##### Selected passage
The development regions of Romania () refer to the eight regional divisions created in Romania in 1998 in order to better co-ordinate regional development as Romania progressed towards accession to the European Union (EU). The development regions correspond to NUTS 2-level divisions in EU member states. Despite becoming increasingly significant in regional development projects, Romania's development regions do not actually have an administrative status and do not have a legislative or executive council or government. Rather, they serve a function for allocating EU PHARE funds for regional development, as well as for collection of regional statistics. They also co-ordinate a range of regional development projects and became members of the Committee of the Regions when Romania joined the EU on January 1, 2007.
##########
##### Listing
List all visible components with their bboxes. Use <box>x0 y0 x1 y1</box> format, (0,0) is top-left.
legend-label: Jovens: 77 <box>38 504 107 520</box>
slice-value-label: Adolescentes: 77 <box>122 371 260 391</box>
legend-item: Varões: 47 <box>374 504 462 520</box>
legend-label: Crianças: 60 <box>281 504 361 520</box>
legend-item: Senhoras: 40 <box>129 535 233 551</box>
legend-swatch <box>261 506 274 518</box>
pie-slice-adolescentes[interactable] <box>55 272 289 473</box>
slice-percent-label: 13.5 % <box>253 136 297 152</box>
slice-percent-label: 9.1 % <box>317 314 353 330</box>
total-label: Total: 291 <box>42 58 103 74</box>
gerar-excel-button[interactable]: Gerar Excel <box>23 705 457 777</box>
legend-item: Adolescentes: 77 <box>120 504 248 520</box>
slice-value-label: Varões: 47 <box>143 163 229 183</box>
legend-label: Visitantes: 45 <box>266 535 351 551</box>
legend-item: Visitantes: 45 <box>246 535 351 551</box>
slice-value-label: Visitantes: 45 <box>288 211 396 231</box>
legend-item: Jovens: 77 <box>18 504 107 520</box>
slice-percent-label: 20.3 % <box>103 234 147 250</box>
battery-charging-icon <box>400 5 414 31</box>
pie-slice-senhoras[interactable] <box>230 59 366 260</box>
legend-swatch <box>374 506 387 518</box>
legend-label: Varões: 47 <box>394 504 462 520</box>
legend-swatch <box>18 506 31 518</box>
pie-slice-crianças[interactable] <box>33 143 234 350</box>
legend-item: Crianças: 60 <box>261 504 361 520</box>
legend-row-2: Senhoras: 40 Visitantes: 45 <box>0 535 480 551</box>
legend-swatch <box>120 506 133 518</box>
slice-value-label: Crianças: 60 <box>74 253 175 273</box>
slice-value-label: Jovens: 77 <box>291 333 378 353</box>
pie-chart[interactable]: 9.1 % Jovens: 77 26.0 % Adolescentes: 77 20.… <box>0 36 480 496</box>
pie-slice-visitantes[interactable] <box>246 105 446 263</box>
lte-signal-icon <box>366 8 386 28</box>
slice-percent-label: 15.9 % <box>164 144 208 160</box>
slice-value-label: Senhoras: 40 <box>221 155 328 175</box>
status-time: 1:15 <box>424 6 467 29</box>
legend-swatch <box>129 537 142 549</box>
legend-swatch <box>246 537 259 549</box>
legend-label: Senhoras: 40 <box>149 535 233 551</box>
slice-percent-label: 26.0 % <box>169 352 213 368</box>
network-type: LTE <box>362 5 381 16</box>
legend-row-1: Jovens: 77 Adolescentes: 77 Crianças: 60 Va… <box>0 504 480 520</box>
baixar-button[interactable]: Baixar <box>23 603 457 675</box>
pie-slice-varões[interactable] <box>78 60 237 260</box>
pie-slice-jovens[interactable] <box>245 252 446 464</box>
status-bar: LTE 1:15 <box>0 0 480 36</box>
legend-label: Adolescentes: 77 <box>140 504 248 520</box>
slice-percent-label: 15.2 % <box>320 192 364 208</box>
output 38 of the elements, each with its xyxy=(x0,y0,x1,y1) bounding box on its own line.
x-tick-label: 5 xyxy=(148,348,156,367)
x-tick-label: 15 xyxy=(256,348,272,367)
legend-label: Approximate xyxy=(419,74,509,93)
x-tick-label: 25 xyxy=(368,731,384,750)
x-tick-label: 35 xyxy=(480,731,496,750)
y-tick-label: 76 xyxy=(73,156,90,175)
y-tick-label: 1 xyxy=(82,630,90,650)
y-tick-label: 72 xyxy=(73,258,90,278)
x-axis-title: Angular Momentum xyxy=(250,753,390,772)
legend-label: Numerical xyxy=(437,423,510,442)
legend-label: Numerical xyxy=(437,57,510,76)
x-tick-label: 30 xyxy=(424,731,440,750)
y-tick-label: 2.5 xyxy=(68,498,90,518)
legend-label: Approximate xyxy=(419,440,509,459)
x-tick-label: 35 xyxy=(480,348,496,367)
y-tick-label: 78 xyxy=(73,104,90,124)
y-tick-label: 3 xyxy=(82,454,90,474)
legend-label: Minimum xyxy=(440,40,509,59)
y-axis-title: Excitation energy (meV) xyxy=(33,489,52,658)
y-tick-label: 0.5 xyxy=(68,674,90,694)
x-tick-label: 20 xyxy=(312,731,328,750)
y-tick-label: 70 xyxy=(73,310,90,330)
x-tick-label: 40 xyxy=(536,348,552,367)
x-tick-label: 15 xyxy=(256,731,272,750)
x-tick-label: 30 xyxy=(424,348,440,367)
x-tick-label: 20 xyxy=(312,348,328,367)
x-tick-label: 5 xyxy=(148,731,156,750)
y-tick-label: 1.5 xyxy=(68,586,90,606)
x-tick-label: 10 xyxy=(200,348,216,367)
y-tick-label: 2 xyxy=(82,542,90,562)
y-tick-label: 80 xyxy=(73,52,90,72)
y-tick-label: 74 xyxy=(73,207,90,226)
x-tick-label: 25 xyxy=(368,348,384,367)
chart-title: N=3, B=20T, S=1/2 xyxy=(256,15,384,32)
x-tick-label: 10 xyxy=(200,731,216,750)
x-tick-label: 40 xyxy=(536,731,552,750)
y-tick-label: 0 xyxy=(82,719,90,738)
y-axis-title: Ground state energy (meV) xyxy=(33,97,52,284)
##########
— Problem details —
Retype the passage on Romania's development regions word for word, starting with "The development regions of" and going on through "January 1, 2007.".

— Answer to the task —
The development regions of Romania () refer to the eight regional divisions created in Romania in 1998 in order to better co-ordinate regional development as Romania progressed towards accession to the European Union (EU). The development regions correspond to NUTS 2-level divisions in EU member states. Despite becoming increasingly significant in regional development projects, Romania's development regions do not actually have an administrative status and do not have a legislative or executive council or government. Rather, they serve a function for allocating EU PHARE funds for regional development, as well as for collection of regional statistics. They also co-ordinate a range of regional development projects and became members of the Committee of the Regions when Romania joined the EU on January 1, 2007.